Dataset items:

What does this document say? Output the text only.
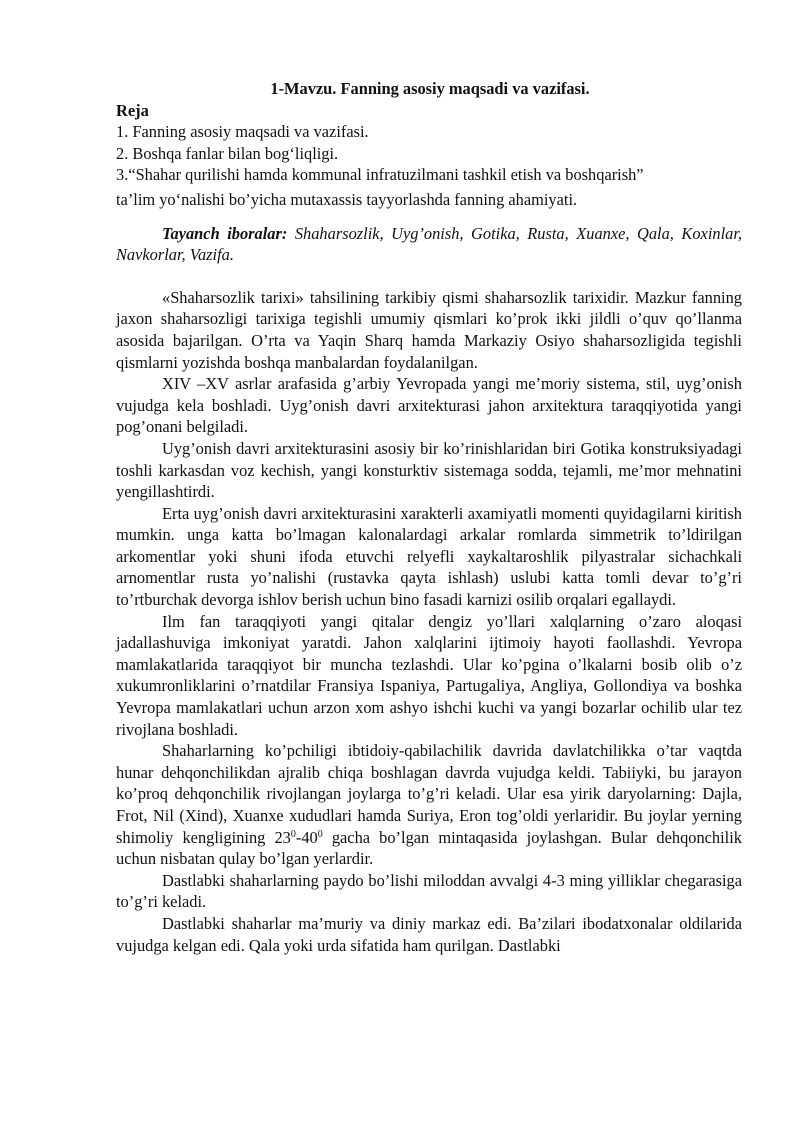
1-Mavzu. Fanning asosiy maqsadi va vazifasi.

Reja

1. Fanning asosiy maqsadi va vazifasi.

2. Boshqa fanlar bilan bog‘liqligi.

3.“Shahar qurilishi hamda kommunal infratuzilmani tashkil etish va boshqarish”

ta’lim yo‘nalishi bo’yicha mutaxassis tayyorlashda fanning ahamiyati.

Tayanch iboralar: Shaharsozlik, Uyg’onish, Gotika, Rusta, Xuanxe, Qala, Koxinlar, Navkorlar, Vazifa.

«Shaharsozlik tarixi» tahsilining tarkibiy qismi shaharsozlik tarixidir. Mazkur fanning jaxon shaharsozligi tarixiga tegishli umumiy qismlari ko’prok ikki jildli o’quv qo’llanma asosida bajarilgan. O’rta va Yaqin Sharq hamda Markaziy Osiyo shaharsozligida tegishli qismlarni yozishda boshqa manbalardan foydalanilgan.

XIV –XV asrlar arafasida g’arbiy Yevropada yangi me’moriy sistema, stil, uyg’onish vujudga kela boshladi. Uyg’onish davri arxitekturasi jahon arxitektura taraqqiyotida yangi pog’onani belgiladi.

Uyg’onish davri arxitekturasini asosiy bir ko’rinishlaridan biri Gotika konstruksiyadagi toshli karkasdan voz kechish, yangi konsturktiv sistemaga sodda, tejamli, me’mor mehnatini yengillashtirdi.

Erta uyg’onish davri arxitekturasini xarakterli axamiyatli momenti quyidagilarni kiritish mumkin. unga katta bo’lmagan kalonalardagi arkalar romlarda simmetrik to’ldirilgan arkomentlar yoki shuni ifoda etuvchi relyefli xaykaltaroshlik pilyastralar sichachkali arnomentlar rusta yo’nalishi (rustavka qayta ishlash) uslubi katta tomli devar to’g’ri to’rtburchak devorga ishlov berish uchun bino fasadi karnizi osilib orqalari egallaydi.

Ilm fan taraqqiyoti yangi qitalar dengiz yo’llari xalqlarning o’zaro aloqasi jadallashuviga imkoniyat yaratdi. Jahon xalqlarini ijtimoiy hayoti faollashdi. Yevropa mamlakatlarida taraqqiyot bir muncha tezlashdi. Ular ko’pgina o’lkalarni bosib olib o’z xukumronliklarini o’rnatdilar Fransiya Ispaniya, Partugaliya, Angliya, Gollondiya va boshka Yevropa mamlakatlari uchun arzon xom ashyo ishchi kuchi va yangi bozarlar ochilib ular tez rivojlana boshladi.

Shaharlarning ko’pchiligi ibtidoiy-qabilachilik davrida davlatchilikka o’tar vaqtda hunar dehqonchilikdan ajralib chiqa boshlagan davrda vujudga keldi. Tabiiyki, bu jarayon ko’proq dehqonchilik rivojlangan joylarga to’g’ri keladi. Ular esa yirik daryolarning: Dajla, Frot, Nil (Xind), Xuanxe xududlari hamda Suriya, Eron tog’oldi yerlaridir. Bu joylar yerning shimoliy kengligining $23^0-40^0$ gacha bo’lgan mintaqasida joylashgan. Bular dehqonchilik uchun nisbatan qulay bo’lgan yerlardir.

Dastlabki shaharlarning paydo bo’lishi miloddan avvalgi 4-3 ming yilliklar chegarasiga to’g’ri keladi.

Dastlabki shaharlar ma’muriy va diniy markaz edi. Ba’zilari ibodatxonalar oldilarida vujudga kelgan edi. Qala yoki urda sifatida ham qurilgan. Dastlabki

...

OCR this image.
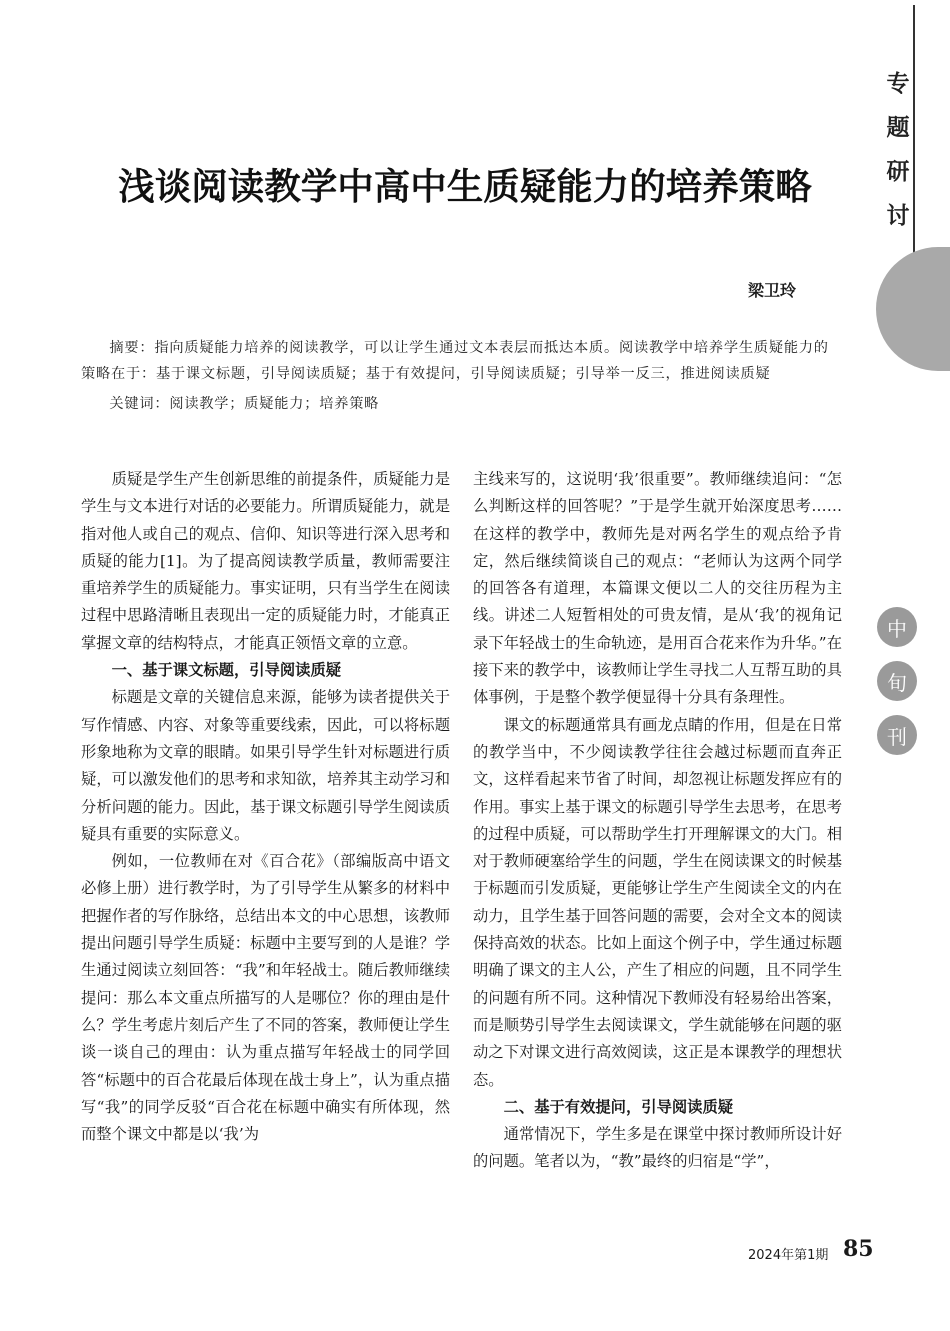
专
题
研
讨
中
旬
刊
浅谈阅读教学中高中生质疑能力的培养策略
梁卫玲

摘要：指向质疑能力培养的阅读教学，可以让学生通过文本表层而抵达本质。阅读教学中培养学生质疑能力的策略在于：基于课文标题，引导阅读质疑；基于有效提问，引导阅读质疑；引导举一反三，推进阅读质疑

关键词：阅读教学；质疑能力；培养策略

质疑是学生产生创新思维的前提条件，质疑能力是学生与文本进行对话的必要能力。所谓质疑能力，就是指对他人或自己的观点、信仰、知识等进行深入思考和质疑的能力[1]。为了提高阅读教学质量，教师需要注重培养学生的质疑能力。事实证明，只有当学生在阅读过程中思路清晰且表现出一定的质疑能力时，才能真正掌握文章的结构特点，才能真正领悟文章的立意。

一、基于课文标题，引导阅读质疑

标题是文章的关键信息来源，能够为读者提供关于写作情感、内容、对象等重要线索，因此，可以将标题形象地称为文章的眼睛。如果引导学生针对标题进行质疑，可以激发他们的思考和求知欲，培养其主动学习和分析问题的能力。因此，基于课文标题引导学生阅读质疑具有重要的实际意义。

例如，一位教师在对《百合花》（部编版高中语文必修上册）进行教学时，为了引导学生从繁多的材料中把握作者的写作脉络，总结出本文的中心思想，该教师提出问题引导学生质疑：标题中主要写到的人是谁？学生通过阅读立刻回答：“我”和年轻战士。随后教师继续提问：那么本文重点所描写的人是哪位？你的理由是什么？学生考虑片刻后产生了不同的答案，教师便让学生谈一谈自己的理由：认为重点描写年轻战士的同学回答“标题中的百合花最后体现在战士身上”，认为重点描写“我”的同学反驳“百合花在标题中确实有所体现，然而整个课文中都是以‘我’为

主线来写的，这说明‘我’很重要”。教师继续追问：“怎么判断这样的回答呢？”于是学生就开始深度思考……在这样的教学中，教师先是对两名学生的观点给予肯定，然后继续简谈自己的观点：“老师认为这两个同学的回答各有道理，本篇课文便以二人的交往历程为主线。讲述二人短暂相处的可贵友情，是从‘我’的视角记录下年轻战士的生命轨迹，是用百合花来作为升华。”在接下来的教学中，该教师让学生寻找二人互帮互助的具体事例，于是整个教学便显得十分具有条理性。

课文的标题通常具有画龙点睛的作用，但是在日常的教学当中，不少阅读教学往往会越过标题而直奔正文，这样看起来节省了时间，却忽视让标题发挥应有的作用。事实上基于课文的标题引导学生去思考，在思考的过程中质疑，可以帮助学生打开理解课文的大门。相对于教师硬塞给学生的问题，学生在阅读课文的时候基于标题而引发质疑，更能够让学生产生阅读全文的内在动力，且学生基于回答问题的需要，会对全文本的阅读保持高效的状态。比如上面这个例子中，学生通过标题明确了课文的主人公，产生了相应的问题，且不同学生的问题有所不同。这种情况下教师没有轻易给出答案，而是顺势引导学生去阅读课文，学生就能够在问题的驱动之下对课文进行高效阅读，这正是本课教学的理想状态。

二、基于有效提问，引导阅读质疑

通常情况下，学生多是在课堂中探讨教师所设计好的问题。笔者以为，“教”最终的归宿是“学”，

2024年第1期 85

> [Instructions to follow]:
List every line above containing the word "maqsadi".

> [Response to this task]:
1-Mavzu. Fanning asosiy maqsadi va vazifasi.
1. Fanning asosiy maqsadi va vazifasi.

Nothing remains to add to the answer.